** SUPPLIED ENTRIES **
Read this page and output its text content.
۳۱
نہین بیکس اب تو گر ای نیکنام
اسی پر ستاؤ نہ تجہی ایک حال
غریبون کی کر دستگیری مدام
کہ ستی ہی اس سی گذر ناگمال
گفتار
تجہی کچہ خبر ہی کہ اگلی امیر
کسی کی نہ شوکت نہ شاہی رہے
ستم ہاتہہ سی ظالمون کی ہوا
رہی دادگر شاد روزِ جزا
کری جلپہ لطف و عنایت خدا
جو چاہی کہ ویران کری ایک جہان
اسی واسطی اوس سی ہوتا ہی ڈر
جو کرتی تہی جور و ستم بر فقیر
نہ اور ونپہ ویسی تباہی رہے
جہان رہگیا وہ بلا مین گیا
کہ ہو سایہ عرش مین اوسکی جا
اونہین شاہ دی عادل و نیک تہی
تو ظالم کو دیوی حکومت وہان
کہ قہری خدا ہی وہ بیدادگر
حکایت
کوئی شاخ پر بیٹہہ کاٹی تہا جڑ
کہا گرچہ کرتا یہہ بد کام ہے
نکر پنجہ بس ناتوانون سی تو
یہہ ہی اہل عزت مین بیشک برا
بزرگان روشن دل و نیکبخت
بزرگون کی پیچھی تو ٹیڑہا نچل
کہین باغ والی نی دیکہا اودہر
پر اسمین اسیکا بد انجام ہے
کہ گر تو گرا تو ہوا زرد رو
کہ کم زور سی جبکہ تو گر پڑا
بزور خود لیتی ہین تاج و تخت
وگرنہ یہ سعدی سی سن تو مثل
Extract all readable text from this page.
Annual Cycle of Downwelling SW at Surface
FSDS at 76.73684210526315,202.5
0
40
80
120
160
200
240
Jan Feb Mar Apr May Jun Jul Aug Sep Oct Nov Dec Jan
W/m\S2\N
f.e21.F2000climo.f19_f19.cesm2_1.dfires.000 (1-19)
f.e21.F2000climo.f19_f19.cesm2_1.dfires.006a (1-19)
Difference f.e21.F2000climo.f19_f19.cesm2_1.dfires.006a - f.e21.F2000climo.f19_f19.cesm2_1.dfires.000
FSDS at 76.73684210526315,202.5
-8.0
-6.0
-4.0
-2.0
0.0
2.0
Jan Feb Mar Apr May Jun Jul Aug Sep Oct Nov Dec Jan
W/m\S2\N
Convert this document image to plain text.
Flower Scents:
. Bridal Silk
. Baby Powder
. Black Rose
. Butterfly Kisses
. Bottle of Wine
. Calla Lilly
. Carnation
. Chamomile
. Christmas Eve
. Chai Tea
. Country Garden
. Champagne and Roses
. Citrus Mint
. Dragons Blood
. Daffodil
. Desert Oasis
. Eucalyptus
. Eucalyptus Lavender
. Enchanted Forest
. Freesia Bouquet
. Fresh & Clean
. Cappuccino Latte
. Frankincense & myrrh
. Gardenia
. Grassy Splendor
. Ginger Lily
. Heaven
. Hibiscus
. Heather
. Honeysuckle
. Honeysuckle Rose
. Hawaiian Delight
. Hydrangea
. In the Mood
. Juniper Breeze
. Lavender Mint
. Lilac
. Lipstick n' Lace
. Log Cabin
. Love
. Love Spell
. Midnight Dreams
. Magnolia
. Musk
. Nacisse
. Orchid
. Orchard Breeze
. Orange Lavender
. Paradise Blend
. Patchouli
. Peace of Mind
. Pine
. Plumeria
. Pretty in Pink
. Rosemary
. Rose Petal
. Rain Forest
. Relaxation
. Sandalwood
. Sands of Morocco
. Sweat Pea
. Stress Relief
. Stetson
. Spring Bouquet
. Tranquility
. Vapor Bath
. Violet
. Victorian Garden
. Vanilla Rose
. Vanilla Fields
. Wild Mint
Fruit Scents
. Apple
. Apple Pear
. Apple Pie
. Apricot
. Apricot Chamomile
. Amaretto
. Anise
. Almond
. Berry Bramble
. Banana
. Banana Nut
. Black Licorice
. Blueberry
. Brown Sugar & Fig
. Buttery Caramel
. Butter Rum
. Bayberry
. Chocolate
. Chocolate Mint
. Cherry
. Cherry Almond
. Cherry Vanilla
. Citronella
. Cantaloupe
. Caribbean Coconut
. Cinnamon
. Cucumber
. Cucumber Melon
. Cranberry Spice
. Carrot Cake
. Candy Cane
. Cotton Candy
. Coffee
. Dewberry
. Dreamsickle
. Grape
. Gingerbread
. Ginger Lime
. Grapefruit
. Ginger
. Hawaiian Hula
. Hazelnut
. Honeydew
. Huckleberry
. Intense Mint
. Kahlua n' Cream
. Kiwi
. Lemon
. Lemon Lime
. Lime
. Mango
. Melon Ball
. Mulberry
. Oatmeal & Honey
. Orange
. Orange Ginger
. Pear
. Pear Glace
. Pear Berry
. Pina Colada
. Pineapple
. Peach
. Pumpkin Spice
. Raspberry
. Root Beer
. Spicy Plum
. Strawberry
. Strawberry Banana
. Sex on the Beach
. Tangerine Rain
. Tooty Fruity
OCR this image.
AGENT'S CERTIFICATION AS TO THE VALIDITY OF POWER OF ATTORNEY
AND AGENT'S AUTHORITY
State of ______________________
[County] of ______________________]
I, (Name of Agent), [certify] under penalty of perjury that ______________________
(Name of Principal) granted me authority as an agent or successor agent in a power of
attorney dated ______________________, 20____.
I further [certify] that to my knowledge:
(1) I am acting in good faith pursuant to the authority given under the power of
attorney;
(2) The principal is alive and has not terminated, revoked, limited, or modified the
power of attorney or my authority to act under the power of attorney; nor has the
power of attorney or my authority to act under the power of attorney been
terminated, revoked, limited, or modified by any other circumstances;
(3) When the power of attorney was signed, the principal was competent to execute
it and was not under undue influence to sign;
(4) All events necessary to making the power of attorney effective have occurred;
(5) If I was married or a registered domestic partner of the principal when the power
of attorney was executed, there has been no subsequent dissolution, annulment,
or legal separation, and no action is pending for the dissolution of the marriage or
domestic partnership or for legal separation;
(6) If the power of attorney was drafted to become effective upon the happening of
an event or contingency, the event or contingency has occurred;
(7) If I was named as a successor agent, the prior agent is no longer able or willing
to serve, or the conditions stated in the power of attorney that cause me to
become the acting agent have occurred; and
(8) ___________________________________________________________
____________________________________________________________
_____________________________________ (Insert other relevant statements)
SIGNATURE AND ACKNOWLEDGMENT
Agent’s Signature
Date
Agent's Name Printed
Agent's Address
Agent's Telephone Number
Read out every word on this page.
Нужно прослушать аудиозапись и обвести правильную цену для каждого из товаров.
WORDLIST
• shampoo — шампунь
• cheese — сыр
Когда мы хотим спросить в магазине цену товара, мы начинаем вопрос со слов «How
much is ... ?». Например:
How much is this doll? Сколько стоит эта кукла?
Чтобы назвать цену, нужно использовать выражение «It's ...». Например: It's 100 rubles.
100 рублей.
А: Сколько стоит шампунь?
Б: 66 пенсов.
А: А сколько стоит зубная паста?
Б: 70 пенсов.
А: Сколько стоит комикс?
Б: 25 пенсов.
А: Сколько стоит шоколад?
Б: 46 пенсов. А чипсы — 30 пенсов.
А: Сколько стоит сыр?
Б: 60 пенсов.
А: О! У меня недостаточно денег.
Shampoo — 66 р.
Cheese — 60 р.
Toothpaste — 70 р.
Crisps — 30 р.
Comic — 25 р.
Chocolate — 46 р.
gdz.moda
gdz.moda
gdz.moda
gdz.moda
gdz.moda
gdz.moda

** SHORT EXERCISE **
Copy the lines from the entries above in which the word "Lavender" appears.

** OUTPUT FOR THIS TASK **
. Eucalyptus Lavender
. Lavender Mint
. Orange Lavender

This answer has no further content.